● **INSTRUCTIONS FOR THE TASK**
Output the material exactly, but drop every image it holds.

━━━ MATERIAL SHOWN

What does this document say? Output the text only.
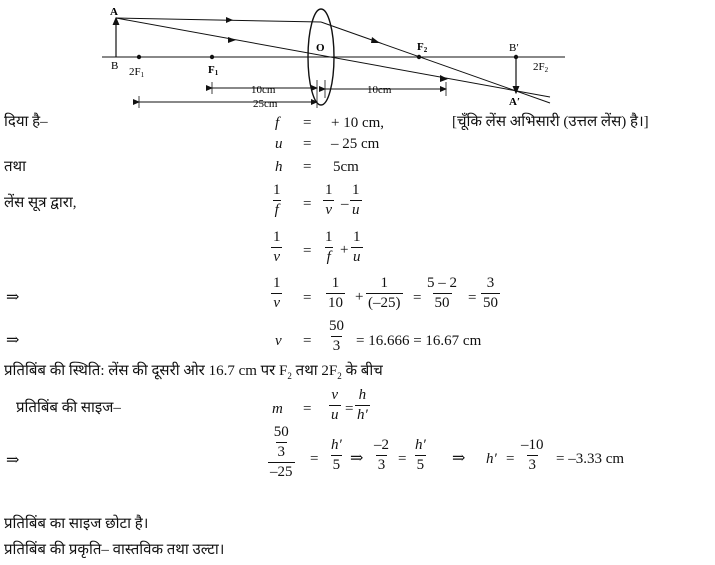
A
B
O	F2	B′
A′
2F1	F1	2F2
10cm
25cm
10cm
दिया है–	f = + 10 cm,	[चूँकि लेंस अभिसारी (उत्तल लेंस) है।]
u = – 25 cm
तथा	h = 5cm
लेंस सूत्र द्वारा,	$\frac{1}{f} = \frac{1}{v} - \frac{1}{u}$
$\frac{1}{v} = \frac{1}{f} + \frac{1}{u}$
⇒	$\frac{1}{v} = \frac{1}{10} + \frac{1}{(-25)} = \frac{5 - 2}{50} = \frac{3}{50}$
⇒	$v = \frac{50}{3} = 16.666 = 16.67$ cm
प्रतिबिंब की स्थिति: लेंस की दूसरी ओर 16.7 cm पर $F_2$ तथा $2F_2$ के बीच
प्रतिबिंब की साइज–	$m = \frac{v}{u} = \frac{h}{h'}$
⇒	50
3
$-25 = \frac{h'}{5}$ ⇒ $\frac{-2}{3} = \frac{h'}{5}$ ⇒ $h' = \frac{-10}{3} = -3.33$ cm
प्रतिबिंब का साइज छोटा है।
प्रतिबिंब की प्रकृति– वास्तविक तथा उल्टा।
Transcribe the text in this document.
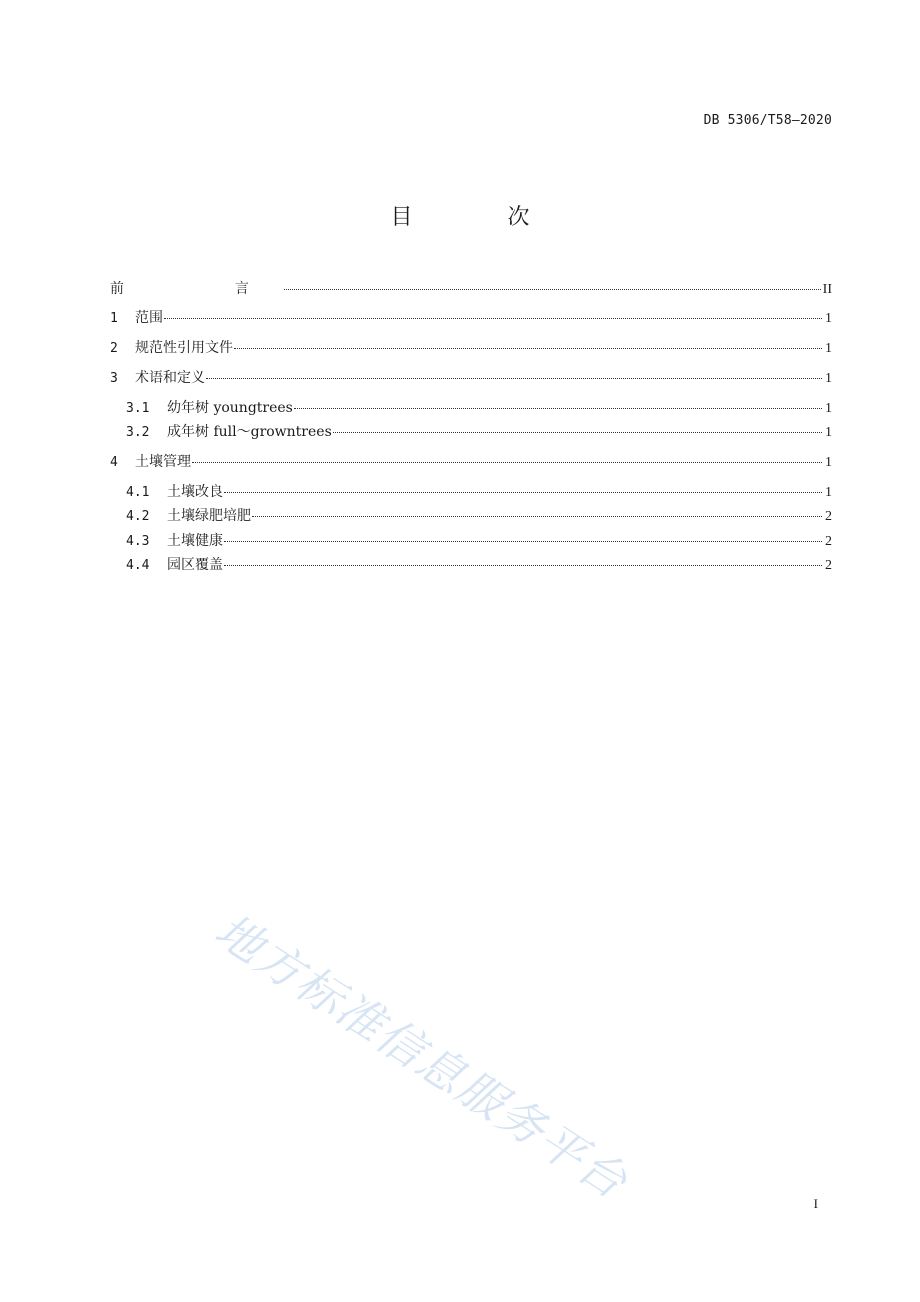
DB 5306/T58—2020
目 次
前  言	II
1	范围	1
2	规范性引用文件	1
3	术语和定义	1
3.1	幼年树 youngtrees	1
3.2	成年树 full～growntrees	1
4	土壤管理	1
4.1	土壤改良	1
4.2	土壤绿肥培肥	2
4.3	土壤健康	2
4.4	园区覆盖	2
地方标准信息服务平台	I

━━━━━━

● **SOLVED EXERCISE**
What does this document say? Output the text only.
A
B
O	F2	B′
A′
2F1	F1	2F2
10cm
25cm
10cm
दिया है–	f = + 10 cm,	[चूँकि लेंस अभिसारी (उत्तल लेंस) है।]
u = – 25 cm
तथा	h = 5cm
लेंस सूत्र द्वारा,	$\frac{1}{f} = \frac{1}{v} - \frac{1}{u}$
$\frac{1}{v} = \frac{1}{f} + \frac{1}{u}$
⇒	$\frac{1}{v} = \frac{1}{10} + \frac{1}{(-25)} = \frac{5 - 2}{50} = \frac{3}{50}$
⇒	$v = \frac{50}{3} = 16.666 = 16.67$ cm
प्रतिबिंब की स्थिति: लेंस की दूसरी ओर 16.7 cm पर $F_2$ तथा $2F_2$ के बीच
प्रतिबिंब की साइज–	$m = \frac{v}{u} = \frac{h}{h'}$
⇒	50
3
$-25 = \frac{h'}{5}$ ⇒ $\frac{-2}{3} = \frac{h'}{5}$ ⇒ $h' = \frac{-10}{3} = -3.33$ cm
प्रतिबिंब का साइज छोटा है।
प्रतिबिंब की प्रकृति– वास्तविक तथा उल्टा।
Transcribe the text in this document.
DB 5306/T58—2020
目 次
前  言	II
1	范围	1
2	规范性引用文件	1
3	术语和定义	1
3.1	幼年树 youngtrees	1
3.2	成年树 full～growntrees	1
4	土壤管理	1
4.1	土壤改良	1
4.2	土壤绿肥培肥	2
4.3	土壤健康	2
4.4	园区覆盖	2
地方标准信息服务平台	I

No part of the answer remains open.